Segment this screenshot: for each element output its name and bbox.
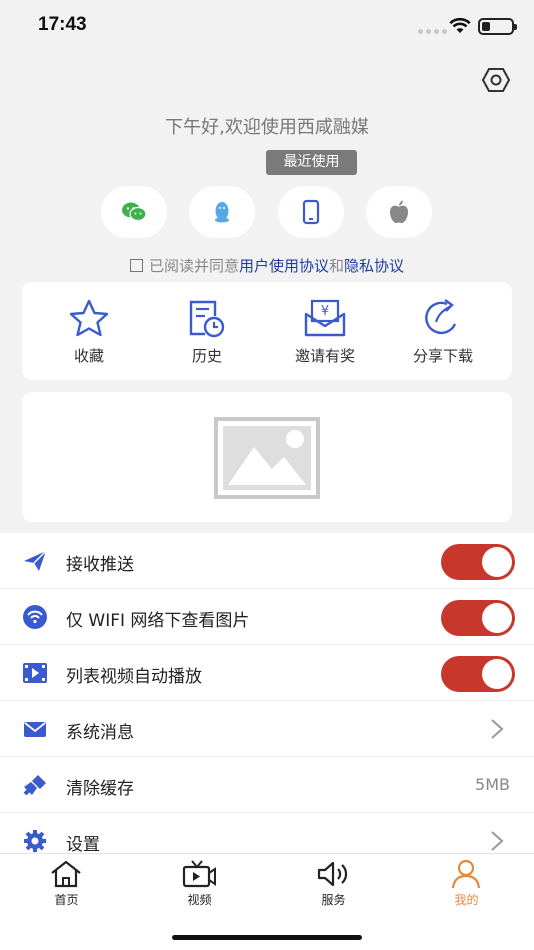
cellular-signal-icon [418, 29, 447, 34]
tab-service-label: 服务 [321, 893, 346, 907]
tab-mine-label: 我的 [454, 893, 479, 907]
login-options [0, 186, 534, 238]
video-icon [23, 663, 47, 683]
quick-actions-card: 收藏 历史 ¥ 邀请有奖 分享下载 [22, 282, 512, 380]
qq-icon [215, 202, 229, 223]
history-button[interactable]: 历史 [146, 282, 268, 380]
tv-icon [182, 860, 216, 888]
clear-cache-label: 清除缓存 [66, 779, 134, 799]
agreement-and: 和 [329, 257, 345, 275]
clear-cache-row[interactable]: 清除缓存 5MB [0, 757, 534, 813]
gear-icon [24, 830, 46, 852]
share-button[interactable]: 分享下载 [382, 282, 504, 380]
cache-size-value: 5MB [475, 775, 510, 794]
phone-login-button[interactable] [278, 186, 344, 238]
settings-label: 设置 [66, 835, 100, 853]
favorites-label: 收藏 [73, 347, 104, 365]
invite-button[interactable]: ¥ 邀请有奖 [264, 282, 386, 380]
autoplay-label: 列表视频自动播放 [66, 667, 202, 687]
wifi-icon [23, 605, 47, 629]
status-bar: 17:43 [0, 0, 534, 54]
wifi-images-label: 仅 WIFI 网络下查看图片 [66, 611, 250, 631]
wifi-status-icon [449, 18, 471, 33]
home-indicator [172, 935, 362, 940]
apple-icon [390, 200, 408, 224]
settings-row[interactable]: 设置 [0, 813, 534, 853]
banner-card[interactable] [22, 392, 512, 522]
wifi-images-row[interactable]: 仅 WIFI 网络下查看图片 [0, 589, 534, 645]
system-messages-row[interactable]: 系统消息 [0, 701, 534, 757]
tab-video[interactable]: 视频 [133, 854, 266, 914]
autoplay-row[interactable]: 列表视频自动播放 [0, 645, 534, 701]
greeting-text: 下午好,欢迎使用西咸融媒 [165, 117, 369, 138]
wechat-login-button[interactable] [101, 186, 167, 238]
tab-mine[interactable]: 我的 [400, 854, 533, 914]
star-icon [69, 299, 109, 337]
push-setting-row[interactable]: 接收推送 [0, 533, 534, 589]
svg-text:¥: ¥ [321, 304, 329, 319]
invite-reward-icon: ¥ [304, 299, 346, 337]
wechat-icon [122, 202, 147, 222]
broom-icon [23, 775, 46, 796]
tab-home-label: 首页 [54, 893, 79, 907]
tab-home[interactable]: 首页 [0, 854, 133, 914]
history-label: 历史 [191, 347, 222, 365]
home-icon [51, 860, 81, 888]
wifi-images-toggle[interactable] [441, 600, 515, 636]
system-messages-label: 系统消息 [66, 723, 134, 743]
mail-icon [24, 722, 46, 737]
battery-icon [478, 18, 517, 35]
invite-label: 邀请有奖 [294, 347, 355, 365]
chevron-right-icon [491, 831, 504, 851]
share-icon [425, 299, 457, 335]
agreement-prefix: 已阅读并同意 [148, 257, 239, 275]
share-label: 分享下载 [412, 347, 473, 365]
phone-icon [302, 199, 320, 225]
user-agreement-link[interactable]: 用户使用协议 [239, 257, 329, 275]
speaker-icon [317, 861, 348, 887]
qq-login-button[interactable] [189, 186, 255, 238]
send-icon [24, 550, 47, 571]
recent-used-badge: 最近使用 [266, 150, 357, 175]
history-icon [189, 300, 225, 338]
apple-login-button[interactable] [366, 186, 432, 238]
status-time: 17:43 [38, 14, 87, 35]
settings-list: 接收推送 仅 WIFI 网络下查看图片 列表视频自动播放 系统消息 清除缓存 5… [0, 533, 534, 853]
privacy-link[interactable]: 隐私协议 [344, 257, 404, 275]
person-icon [451, 859, 481, 889]
image-placeholder-icon [214, 417, 320, 499]
tab-video-label: 视频 [187, 893, 212, 907]
tab-service[interactable]: 服务 [267, 854, 400, 914]
favorites-button[interactable]: 收藏 [28, 282, 150, 380]
agreement-line: 已阅读并同意用户使用协议和隐私协议 [0, 255, 534, 276]
settings-hex-icon[interactable] [482, 66, 510, 94]
push-setting-label: 接收推送 [66, 555, 134, 575]
push-toggle[interactable] [441, 544, 515, 580]
chevron-right-icon [491, 719, 504, 739]
autoplay-toggle[interactable] [441, 656, 515, 692]
agree-checkbox[interactable] [129, 259, 143, 272]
□ □ □
Exercise requirements:
Copy the lines from the one with "cellular-signal-icon [418, 29, 447, 34]" through the one with "qq-icon [215, 202, 229, 223]", both included, and keep every character as it is.

Answer to the problem:
cellular-signal-icon [418, 29, 447, 34]
tab-service-label: 服务 [321, 893, 346, 907]
tab-mine-label: 我的 [454, 893, 479, 907]
login-options [0, 186, 534, 238]
video-icon [23, 663, 47, 683]
quick-actions-card: 收藏 历史 ¥ 邀请有奖 分享下载 [22, 282, 512, 380]
qq-icon [215, 202, 229, 223]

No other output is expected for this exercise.